**WRITTEN EXERCISE:** Below are records; work out how many of their lines contain "image" and give only that number.

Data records
#####

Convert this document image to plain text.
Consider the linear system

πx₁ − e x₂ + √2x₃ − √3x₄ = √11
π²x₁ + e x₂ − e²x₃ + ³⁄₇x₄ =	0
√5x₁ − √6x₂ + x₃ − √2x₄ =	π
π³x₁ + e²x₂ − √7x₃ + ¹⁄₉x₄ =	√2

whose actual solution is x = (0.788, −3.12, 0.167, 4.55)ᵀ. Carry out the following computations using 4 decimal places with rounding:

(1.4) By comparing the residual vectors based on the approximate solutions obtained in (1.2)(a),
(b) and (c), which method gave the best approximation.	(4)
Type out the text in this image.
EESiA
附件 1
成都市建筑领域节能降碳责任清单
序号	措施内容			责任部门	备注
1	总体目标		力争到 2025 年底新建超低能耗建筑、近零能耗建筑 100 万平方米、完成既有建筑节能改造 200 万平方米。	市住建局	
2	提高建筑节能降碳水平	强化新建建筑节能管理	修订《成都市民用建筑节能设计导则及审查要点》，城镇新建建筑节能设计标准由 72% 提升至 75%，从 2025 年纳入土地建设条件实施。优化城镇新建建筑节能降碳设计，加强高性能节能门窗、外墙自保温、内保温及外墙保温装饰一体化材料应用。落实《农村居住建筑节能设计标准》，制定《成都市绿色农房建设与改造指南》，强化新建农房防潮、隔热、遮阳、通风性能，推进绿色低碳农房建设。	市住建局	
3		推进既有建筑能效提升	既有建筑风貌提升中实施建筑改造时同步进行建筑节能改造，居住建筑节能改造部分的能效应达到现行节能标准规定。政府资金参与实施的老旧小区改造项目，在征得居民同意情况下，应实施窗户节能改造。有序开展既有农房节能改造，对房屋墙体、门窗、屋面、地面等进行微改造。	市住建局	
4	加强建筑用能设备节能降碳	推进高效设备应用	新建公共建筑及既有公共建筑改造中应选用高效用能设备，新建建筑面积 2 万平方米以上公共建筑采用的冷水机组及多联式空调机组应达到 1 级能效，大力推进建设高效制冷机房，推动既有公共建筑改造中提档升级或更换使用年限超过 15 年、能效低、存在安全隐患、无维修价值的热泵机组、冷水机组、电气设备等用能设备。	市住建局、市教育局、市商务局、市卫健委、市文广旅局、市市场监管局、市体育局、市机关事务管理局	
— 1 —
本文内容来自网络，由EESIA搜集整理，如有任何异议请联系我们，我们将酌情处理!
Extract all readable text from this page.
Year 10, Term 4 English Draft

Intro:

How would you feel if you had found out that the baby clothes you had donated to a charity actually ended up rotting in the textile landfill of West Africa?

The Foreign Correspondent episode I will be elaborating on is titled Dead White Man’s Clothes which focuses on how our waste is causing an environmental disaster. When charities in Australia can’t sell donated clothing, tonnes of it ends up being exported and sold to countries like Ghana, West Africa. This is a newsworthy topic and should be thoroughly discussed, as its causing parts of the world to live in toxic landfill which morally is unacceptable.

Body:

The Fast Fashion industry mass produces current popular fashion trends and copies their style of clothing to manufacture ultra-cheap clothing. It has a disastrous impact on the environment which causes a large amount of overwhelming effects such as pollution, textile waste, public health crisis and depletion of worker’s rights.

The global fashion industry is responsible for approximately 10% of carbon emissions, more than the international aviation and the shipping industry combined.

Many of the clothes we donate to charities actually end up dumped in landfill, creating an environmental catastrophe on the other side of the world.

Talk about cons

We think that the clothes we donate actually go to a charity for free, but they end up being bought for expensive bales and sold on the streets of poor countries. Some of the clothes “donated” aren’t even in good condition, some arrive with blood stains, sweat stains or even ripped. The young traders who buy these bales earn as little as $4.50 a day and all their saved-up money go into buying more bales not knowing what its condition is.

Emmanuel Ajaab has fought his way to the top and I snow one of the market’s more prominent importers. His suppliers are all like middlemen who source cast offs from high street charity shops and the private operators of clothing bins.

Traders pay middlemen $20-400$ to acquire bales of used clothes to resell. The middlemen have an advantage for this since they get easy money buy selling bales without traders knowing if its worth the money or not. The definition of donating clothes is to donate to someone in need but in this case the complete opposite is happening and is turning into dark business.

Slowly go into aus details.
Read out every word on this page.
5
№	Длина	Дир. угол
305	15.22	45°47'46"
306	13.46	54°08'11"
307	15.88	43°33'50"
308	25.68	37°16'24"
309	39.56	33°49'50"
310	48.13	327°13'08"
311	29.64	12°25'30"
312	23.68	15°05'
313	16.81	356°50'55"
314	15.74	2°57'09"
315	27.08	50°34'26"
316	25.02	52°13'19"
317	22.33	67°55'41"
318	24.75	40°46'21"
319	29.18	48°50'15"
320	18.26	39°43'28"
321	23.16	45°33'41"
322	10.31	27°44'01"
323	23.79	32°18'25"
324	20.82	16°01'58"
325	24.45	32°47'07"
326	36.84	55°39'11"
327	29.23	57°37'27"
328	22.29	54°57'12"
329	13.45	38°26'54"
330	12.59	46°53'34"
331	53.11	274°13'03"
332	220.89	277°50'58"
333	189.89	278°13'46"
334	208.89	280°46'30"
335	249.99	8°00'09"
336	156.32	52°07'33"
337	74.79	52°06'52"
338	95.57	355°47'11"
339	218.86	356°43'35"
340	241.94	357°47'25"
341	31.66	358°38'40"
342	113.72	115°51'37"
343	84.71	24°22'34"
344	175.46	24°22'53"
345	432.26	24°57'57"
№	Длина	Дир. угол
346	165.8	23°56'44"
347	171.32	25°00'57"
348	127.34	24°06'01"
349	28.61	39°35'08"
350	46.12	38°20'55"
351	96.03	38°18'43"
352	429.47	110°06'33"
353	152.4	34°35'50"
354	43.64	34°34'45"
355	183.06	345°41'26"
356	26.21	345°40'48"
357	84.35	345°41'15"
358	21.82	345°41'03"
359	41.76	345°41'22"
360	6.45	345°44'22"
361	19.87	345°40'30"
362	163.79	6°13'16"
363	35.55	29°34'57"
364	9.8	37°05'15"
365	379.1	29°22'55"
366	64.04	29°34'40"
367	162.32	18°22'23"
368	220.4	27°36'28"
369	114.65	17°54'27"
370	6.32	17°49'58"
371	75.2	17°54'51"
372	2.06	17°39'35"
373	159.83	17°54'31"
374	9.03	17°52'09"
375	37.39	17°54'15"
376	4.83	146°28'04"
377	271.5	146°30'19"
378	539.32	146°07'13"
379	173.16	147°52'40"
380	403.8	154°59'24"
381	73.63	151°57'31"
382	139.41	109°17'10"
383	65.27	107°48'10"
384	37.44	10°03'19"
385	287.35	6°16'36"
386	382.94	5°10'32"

#####

**EXERCISE ANSWER:** 2